--- START ---
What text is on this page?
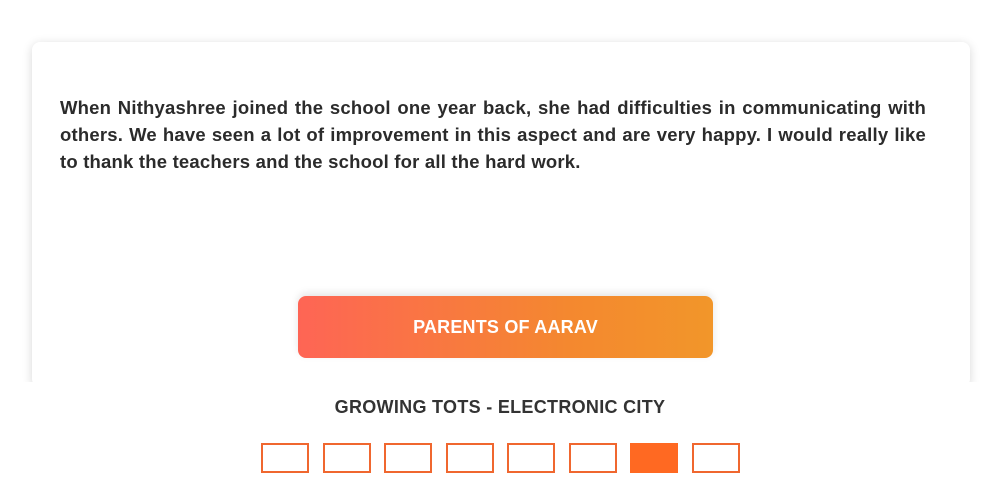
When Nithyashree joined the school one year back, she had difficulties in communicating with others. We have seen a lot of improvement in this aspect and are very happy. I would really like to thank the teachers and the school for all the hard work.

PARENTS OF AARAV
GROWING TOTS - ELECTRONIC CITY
--- END ---
--- START ---
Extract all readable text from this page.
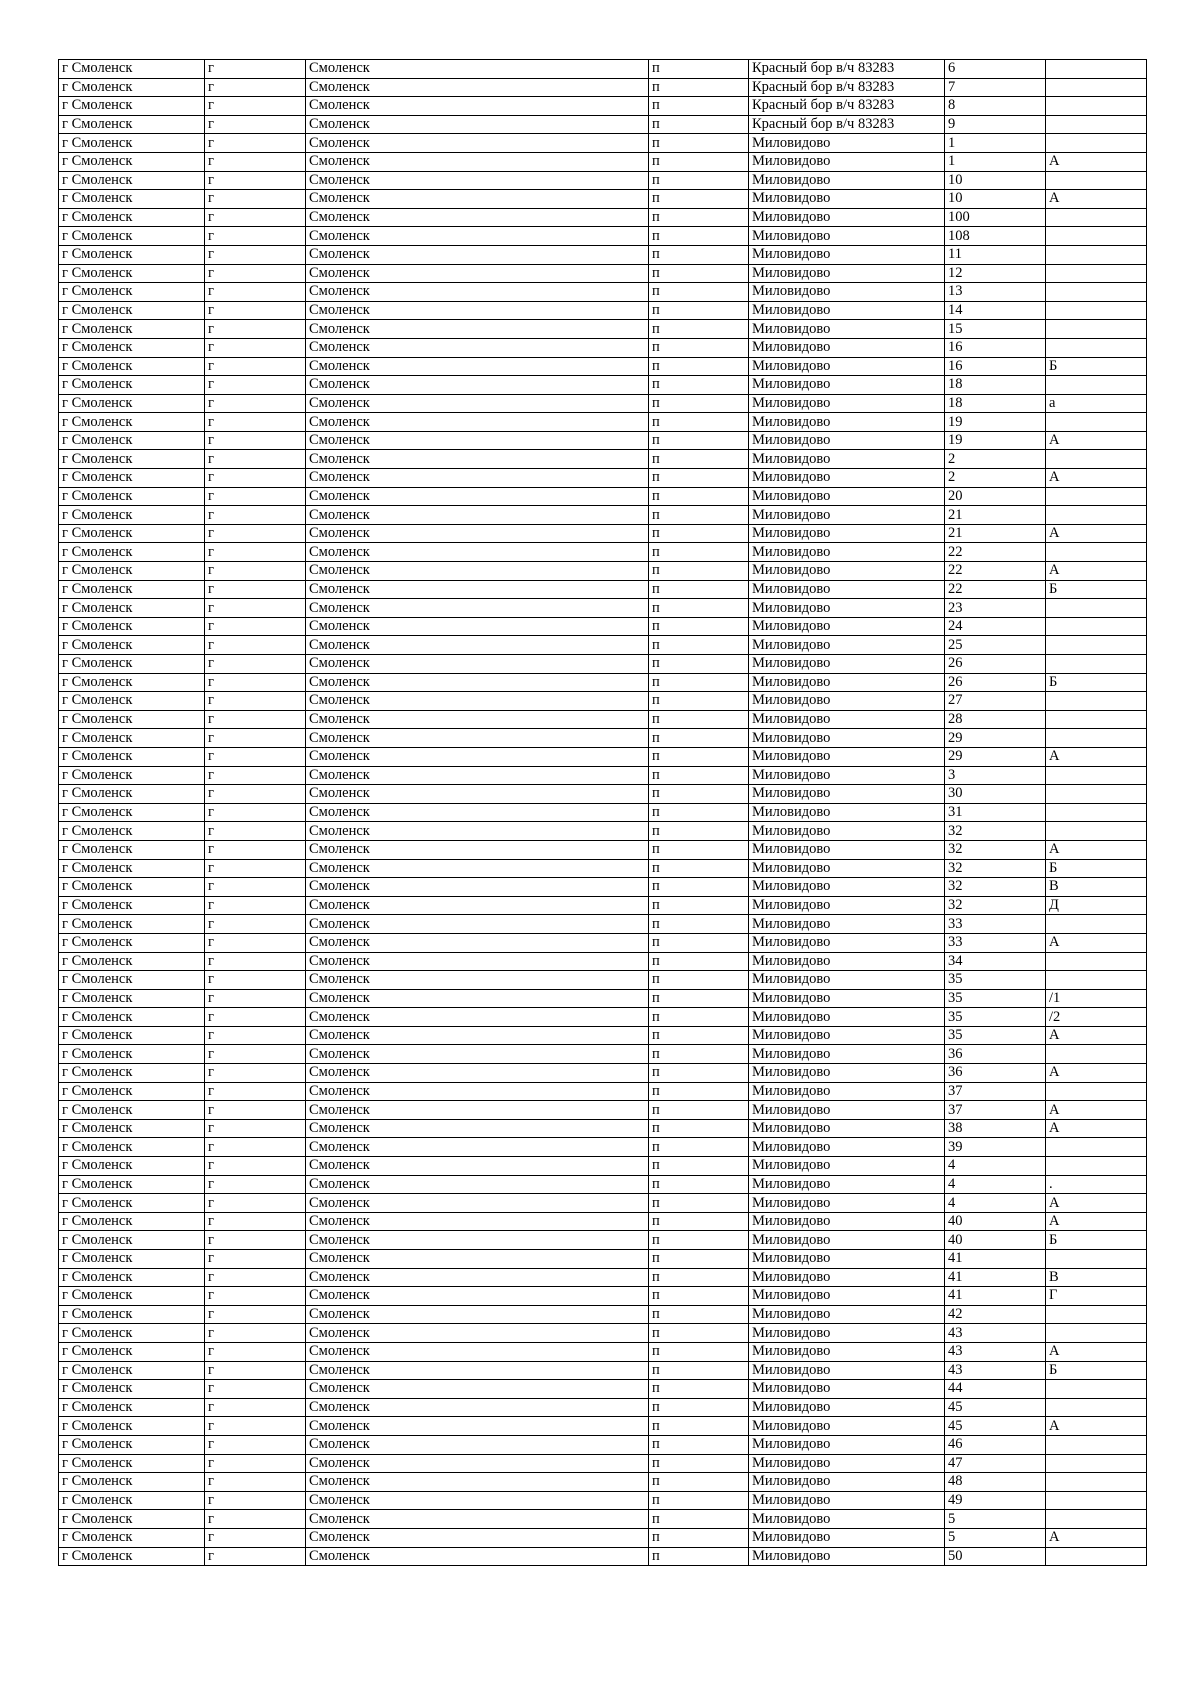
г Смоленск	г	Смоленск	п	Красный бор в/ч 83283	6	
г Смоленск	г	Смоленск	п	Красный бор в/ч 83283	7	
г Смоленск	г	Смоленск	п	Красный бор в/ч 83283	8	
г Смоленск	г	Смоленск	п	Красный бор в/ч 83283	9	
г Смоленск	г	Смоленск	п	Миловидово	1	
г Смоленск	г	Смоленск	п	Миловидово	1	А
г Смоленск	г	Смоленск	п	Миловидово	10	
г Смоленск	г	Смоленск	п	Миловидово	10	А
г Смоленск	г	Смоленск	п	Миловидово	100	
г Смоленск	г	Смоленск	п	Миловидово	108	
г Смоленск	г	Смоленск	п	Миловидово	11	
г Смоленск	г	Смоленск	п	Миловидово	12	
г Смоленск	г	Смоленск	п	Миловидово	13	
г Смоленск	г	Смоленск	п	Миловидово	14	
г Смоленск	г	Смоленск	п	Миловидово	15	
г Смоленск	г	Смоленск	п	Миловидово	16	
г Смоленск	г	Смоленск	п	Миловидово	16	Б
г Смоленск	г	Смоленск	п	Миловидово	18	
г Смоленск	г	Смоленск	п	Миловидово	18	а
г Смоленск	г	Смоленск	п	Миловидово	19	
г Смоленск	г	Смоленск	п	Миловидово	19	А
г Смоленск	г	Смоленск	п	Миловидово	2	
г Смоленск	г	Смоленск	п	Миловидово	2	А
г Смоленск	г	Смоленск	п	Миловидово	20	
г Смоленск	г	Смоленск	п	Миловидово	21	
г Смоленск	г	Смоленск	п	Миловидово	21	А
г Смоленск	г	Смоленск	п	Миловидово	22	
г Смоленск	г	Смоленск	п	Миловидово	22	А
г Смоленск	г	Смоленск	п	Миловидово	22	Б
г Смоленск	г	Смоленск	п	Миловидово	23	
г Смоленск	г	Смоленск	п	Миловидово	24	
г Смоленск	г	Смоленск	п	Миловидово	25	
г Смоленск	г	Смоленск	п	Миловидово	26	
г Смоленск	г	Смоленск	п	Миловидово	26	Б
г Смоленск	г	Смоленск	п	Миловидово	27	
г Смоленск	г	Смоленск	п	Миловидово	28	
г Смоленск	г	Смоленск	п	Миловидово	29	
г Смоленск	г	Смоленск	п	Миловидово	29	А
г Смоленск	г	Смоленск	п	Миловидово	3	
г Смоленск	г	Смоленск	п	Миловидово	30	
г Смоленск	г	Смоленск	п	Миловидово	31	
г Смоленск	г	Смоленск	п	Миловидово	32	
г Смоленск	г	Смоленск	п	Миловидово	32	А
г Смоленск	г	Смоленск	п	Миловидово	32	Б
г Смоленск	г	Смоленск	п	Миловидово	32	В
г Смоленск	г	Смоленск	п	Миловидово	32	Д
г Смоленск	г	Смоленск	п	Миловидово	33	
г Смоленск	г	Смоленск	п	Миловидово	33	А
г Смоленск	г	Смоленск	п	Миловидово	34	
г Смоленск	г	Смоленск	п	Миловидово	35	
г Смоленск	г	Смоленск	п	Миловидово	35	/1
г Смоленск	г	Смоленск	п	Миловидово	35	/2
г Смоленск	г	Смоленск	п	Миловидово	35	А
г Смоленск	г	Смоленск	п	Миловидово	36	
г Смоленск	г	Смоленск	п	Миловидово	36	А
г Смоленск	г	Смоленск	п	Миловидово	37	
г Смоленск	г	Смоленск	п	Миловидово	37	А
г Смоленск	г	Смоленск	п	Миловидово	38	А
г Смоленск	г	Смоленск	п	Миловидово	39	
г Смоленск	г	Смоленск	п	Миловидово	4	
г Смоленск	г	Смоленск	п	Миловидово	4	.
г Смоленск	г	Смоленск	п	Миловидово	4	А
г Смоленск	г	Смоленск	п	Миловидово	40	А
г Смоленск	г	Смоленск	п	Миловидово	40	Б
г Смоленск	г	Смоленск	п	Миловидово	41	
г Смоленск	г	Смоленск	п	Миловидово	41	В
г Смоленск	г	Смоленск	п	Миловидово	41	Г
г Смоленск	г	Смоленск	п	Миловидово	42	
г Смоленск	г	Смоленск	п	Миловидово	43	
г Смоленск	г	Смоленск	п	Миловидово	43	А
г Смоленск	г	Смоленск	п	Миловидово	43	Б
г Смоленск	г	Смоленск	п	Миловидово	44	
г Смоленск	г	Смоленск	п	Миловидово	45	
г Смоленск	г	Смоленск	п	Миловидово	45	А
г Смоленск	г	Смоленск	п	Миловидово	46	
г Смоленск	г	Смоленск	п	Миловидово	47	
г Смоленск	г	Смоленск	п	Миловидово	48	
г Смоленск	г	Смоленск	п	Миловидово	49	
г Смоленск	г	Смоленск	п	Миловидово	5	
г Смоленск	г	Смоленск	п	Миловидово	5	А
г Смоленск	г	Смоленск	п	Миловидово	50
--- END ---
Find all the lines containing "page" in the material, then copy them.

What text is on this page?
Extract all readable text from this page.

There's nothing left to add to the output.